[begin Available data]

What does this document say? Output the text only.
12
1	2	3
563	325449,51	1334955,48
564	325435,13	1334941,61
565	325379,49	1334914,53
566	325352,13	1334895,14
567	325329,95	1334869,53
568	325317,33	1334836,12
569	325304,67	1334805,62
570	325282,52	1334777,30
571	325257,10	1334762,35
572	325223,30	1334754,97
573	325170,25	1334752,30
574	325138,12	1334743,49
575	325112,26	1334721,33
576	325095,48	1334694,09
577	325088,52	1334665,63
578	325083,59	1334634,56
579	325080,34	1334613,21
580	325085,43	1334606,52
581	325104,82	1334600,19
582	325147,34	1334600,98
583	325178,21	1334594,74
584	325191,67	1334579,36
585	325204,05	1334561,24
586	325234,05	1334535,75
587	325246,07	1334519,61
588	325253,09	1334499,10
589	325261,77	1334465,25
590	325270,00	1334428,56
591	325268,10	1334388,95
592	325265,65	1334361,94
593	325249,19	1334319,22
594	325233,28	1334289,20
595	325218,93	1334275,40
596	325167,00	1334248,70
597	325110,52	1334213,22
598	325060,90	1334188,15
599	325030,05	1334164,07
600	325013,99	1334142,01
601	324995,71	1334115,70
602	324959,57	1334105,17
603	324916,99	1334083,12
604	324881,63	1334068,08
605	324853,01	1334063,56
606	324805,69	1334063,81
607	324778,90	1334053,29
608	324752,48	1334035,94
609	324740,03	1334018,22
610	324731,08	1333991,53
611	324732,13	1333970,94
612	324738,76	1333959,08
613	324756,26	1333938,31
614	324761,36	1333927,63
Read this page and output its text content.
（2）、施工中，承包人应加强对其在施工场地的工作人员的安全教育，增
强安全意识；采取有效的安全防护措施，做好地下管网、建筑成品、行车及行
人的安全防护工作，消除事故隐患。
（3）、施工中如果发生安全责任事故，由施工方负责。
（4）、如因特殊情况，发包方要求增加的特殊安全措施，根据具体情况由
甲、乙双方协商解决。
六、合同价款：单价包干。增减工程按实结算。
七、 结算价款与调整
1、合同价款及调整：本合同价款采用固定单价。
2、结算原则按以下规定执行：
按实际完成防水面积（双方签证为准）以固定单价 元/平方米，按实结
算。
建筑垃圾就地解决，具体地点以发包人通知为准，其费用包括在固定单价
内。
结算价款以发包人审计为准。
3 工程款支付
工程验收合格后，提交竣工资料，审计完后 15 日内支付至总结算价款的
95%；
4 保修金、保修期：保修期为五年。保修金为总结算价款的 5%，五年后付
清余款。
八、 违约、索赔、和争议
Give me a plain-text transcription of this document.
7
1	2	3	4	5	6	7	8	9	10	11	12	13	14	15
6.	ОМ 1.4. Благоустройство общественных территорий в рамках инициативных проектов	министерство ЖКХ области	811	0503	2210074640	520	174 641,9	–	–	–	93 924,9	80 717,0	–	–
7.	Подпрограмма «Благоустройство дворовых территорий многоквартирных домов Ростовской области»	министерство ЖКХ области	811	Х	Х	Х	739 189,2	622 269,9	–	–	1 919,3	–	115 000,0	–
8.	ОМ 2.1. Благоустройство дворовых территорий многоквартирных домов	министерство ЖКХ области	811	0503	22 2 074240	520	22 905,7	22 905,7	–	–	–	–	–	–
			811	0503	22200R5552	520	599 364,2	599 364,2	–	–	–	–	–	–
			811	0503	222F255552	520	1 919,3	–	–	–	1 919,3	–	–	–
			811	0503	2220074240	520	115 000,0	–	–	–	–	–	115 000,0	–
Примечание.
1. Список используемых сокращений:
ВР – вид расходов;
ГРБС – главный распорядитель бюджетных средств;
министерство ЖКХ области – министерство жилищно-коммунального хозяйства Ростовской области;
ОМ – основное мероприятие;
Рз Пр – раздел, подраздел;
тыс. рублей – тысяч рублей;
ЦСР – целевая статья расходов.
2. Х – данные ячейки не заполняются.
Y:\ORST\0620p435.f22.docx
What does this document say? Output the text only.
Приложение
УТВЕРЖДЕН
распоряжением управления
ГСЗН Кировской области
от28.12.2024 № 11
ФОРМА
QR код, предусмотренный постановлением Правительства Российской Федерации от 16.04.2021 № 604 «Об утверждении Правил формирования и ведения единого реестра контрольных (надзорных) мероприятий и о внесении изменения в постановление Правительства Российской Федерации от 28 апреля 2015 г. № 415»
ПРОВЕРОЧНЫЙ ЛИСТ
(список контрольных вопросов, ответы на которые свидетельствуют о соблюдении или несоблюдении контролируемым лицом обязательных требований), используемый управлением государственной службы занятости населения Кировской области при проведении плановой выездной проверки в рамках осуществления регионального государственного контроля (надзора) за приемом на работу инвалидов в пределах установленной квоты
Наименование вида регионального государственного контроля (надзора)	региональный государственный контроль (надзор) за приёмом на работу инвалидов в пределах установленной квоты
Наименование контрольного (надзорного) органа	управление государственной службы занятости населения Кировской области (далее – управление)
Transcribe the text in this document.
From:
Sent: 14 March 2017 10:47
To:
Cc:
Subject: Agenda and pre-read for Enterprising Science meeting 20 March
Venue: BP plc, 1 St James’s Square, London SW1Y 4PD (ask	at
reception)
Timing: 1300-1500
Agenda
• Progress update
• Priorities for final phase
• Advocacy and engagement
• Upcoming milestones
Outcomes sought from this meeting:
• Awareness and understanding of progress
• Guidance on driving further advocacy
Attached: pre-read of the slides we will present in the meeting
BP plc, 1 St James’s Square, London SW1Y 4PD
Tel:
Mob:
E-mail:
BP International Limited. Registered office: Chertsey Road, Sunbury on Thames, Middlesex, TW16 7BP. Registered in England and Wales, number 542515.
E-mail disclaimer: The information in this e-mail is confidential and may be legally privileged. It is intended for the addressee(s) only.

[end Available data]

Short problem -> Exact copies of all the records are required.

Solution to this problem ->
What does this document say? Output the text only.
12
1	2	3
563	325449,51	1334955,48
564	325435,13	1334941,61
565	325379,49	1334914,53
566	325352,13	1334895,14
567	325329,95	1334869,53
568	325317,33	1334836,12
569	325304,67	1334805,62
570	325282,52	1334777,30
571	325257,10	1334762,35
572	325223,30	1334754,97
573	325170,25	1334752,30
574	325138,12	1334743,49
575	325112,26	1334721,33
576	325095,48	1334694,09
577	325088,52	1334665,63
578	325083,59	1334634,56
579	325080,34	1334613,21
580	325085,43	1334606,52
581	325104,82	1334600,19
582	325147,34	1334600,98
583	325178,21	1334594,74
584	325191,67	1334579,36
585	325204,05	1334561,24
586	325234,05	1334535,75
587	325246,07	1334519,61
588	325253,09	1334499,10
589	325261,77	1334465,25
590	325270,00	1334428,56
591	325268,10	1334388,95
592	325265,65	1334361,94
593	325249,19	1334319,22
594	325233,28	1334289,20
595	325218,93	1334275,40
596	325167,00	1334248,70
597	325110,52	1334213,22
598	325060,90	1334188,15
599	325030,05	1334164,07
600	325013,99	1334142,01
601	324995,71	1334115,70
602	324959,57	1334105,17
603	324916,99	1334083,12
604	324881,63	1334068,08
605	324853,01	1334063,56
606	324805,69	1334063,81
607	324778,90	1334053,29
608	324752,48	1334035,94
609	324740,03	1334018,22
610	324731,08	1333991,53
611	324732,13	1333970,94
612	324738,76	1333959,08
613	324756,26	1333938,31
614	324761,36	1333927,63
Read this page and output its text content.
（2）、施工中，承包人应加强对其在施工场地的工作人员的安全教育，增
强安全意识；采取有效的安全防护措施，做好地下管网、建筑成品、行车及行
人的安全防护工作，消除事故隐患。
（3）、施工中如果发生安全责任事故，由施工方负责。
（4）、如因特殊情况，发包方要求增加的特殊安全措施，根据具体情况由
甲、乙双方协商解决。
六、合同价款：单价包干。增减工程按实结算。
七、 结算价款与调整
1、合同价款及调整：本合同价款采用固定单价。
2、结算原则按以下规定执行：
按实际完成防水面积（双方签证为准）以固定单价 元/平方米，按实结
算。
建筑垃圾就地解决，具体地点以发包人通知为准，其费用包括在固定单价
内。
结算价款以发包人审计为准。
3 工程款支付
工程验收合格后，提交竣工资料，审计完后 15 日内支付至总结算价款的
95%；
4 保修金、保修期：保修期为五年。保修金为总结算价款的 5%，五年后付
清余款。
八、 违约、索赔、和争议
Give me a plain-text transcription of this document.
7
1	2	3	4	5	6	7	8	9	10	11	12	13	14	15
6.	ОМ 1.4. Благоустройство общественных территорий в рамках инициативных проектов	министерство ЖКХ области	811	0503	2210074640	520	174 641,9	–	–	–	93 924,9	80 717,0	–	–
7.	Подпрограмма «Благоустройство дворовых территорий многоквартирных домов Ростовской области»	министерство ЖКХ области	811	Х	Х	Х	739 189,2	622 269,9	–	–	1 919,3	–	115 000,0	–
8.	ОМ 2.1. Благоустройство дворовых территорий многоквартирных домов	министерство ЖКХ области	811	0503	22 2 074240	520	22 905,7	22 905,7	–	–	–	–	–	–
			811	0503	22200R5552	520	599 364,2	599 364,2	–	–	–	–	–	–
			811	0503	222F255552	520	1 919,3	–	–	–	1 919,3	–	–	–
			811	0503	2220074240	520	115 000,0	–	–	–	–	–	115 000,0	–
Примечание.
1. Список используемых сокращений:
ВР – вид расходов;
ГРБС – главный распорядитель бюджетных средств;
министерство ЖКХ области – министерство жилищно-коммунального хозяйства Ростовской области;
ОМ – основное мероприятие;
Рз Пр – раздел, подраздел;
тыс. рублей – тысяч рублей;
ЦСР – целевая статья расходов.
2. Х – данные ячейки не заполняются.
Y:\ORST\0620p435.f22.docx
What does this document say? Output the text only.
Приложение
УТВЕРЖДЕН
распоряжением управления
ГСЗН Кировской области
от28.12.2024 № 11
ФОРМА
QR код, предусмотренный постановлением Правительства Российской Федерации от 16.04.2021 № 604 «Об утверждении Правил формирования и ведения единого реестра контрольных (надзорных) мероприятий и о внесении изменения в постановление Правительства Российской Федерации от 28 апреля 2015 г. № 415»
ПРОВЕРОЧНЫЙ ЛИСТ
(список контрольных вопросов, ответы на которые свидетельствуют о соблюдении или несоблюдении контролируемым лицом обязательных требований), используемый управлением государственной службы занятости населения Кировской области при проведении плановой выездной проверки в рамках осуществления регионального государственного контроля (надзора) за приемом на работу инвалидов в пределах установленной квоты
Наименование вида регионального государственного контроля (надзора)	региональный государственный контроль (надзор) за приёмом на работу инвалидов в пределах установленной квоты
Наименование контрольного (надзорного) органа	управление государственной службы занятости населения Кировской области (далее – управление)
Transcribe the text in this document.
From:
Sent: 14 March 2017 10:47
To:
Cc:
Subject: Agenda and pre-read for Enterprising Science meeting 20 March
Venue: BP plc, 1 St James’s Square, London SW1Y 4PD (ask	at
reception)
Timing: 1300-1500
Agenda
• Progress update
• Priorities for final phase
• Advocacy and engagement
• Upcoming milestones
Outcomes sought from this meeting:
• Awareness and understanding of progress
• Guidance on driving further advocacy
Attached: pre-read of the slides we will present in the meeting
BP plc, 1 St James’s Square, London SW1Y 4PD
Tel:
Mob:
E-mail:
BP International Limited. Registered office: Chertsey Road, Sunbury on Thames, Middlesex, TW16 7BP. Registered in England and Wales, number 542515.
E-mail disclaimer: The information in this e-mail is confidential and may be legally privileged. It is intended for the addressee(s) only.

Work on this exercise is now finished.